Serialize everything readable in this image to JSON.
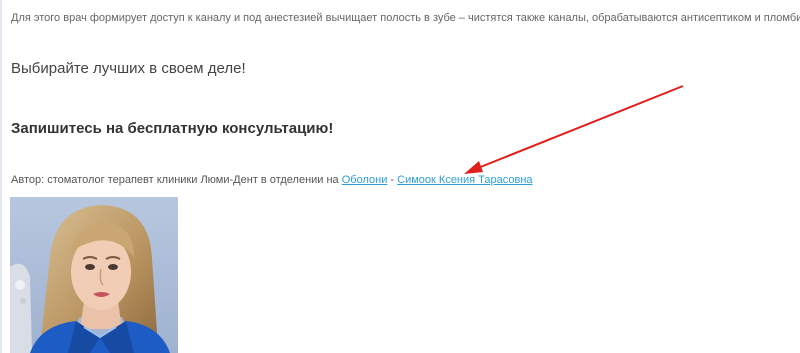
{
  "article": {
    "cut_top_line": "— — — — — — — — — — — — — — — — — — — — — — — — — — — — —",
    "paragraph": "Для этого врач формирует доступ к каналу и под анестезией вычищает полость в зубе – чистятся также каналы, обрабатываются антисептиком и пломбируются.",
    "subheading": "Выбирайте лучших в своем деле!",
    "cta": "Запишитесь на бесплатную консультацию!",
    "author": {
      "prefix": "Автор: стоматолог терапевт клиники Люми-Дент в отделении на ",
      "location_link": "Оболони",
      "separator": " - ",
      "doctor_link": "Симоок Ксения Тарасовна"
    },
    "photo_icon": "doctor-portrait-photo"
  },
  "annotation": {
    "arrow_color": "#e0201b"
  },
  "colors": {
    "link": "#2e9fd6",
    "photo_background": "#a9bbd6",
    "uniform": "#1d5cc4"
  }
}
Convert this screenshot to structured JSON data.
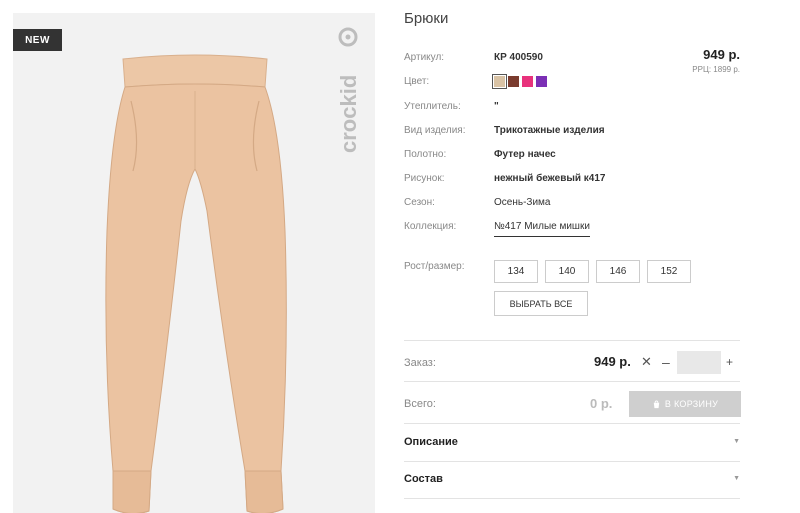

### YOUR OBJECTIVE
All records above are to be printed exactly, minus the pictures they contain.

### TASK RESPONSE
Serialize everything readable in this image to JSON.
{
  "article": {
    "cut_top_line": "— — — — — — — — — — — — — — — — — — — — — — — — — — — — —",
    "paragraph": "Для этого врач формирует доступ к каналу и под анестезией вычищает полость в зубе – чистятся также каналы, обрабатываются антисептиком и пломбируются.",
    "subheading": "Выбирайте лучших в своем деле!",
    "cta": "Запишитесь на бесплатную консультацию!",
    "author": {
      "prefix": "Автор: стоматолог терапевт клиники Люми-Дент в отделении на ",
      "location_link": "Оболони",
      "separator": " - ",
      "doctor_link": "Симоок Ксения Тарасовна"
    },
    "photo_icon": "doctor-portrait-photo"
  },
  "annotation": {
    "arrow_color": "#e0201b"
  },
  "colors": {
    "link": "#2e9fd6",
    "photo_background": "#a9bbd6",
    "uniform": "#1d5cc4"
  }
}
Convert this screenshot to structured JSON data.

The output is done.